== What is expected ==
Below are some entries. Copy each line that holds the string "можна".

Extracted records
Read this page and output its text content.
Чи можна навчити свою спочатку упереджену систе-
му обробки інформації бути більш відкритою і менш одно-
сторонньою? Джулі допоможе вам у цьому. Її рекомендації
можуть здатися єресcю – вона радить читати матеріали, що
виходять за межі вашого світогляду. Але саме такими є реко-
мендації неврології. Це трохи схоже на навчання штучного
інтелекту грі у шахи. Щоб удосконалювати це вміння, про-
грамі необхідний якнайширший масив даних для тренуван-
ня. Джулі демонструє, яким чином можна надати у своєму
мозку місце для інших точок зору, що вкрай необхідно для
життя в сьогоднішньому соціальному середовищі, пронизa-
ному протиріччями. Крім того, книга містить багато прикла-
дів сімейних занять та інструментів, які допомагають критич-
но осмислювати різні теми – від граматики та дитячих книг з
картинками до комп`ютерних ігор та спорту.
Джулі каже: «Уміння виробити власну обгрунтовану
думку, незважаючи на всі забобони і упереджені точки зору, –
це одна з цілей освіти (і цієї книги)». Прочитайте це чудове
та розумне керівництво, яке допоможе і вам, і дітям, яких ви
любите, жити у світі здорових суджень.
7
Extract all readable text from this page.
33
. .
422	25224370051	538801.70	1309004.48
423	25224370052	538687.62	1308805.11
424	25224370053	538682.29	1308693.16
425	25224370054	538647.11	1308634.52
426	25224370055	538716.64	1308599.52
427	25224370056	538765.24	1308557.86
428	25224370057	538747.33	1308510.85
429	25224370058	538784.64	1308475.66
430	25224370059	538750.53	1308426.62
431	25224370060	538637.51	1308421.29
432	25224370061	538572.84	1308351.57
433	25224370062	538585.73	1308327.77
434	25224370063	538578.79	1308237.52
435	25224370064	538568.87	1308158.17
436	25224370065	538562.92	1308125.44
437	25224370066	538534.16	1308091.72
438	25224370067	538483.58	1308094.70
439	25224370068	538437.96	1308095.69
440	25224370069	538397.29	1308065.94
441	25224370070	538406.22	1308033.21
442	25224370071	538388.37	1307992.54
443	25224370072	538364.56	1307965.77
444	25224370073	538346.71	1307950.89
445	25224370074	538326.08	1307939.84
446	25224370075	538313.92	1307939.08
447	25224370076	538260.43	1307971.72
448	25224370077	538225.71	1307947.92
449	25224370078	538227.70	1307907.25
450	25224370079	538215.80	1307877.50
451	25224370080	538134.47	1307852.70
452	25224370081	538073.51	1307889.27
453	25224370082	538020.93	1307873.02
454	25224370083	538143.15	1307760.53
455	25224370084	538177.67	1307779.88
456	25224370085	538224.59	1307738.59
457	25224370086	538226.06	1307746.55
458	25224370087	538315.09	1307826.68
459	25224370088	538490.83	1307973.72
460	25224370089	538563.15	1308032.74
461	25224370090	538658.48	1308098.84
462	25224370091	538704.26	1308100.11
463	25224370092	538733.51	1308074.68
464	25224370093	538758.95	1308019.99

== Solution to the problem ==
Чи можна навчити свою спочатку упереджену систе-
ня. Джулі демонструє, яким чином можна надати у своєму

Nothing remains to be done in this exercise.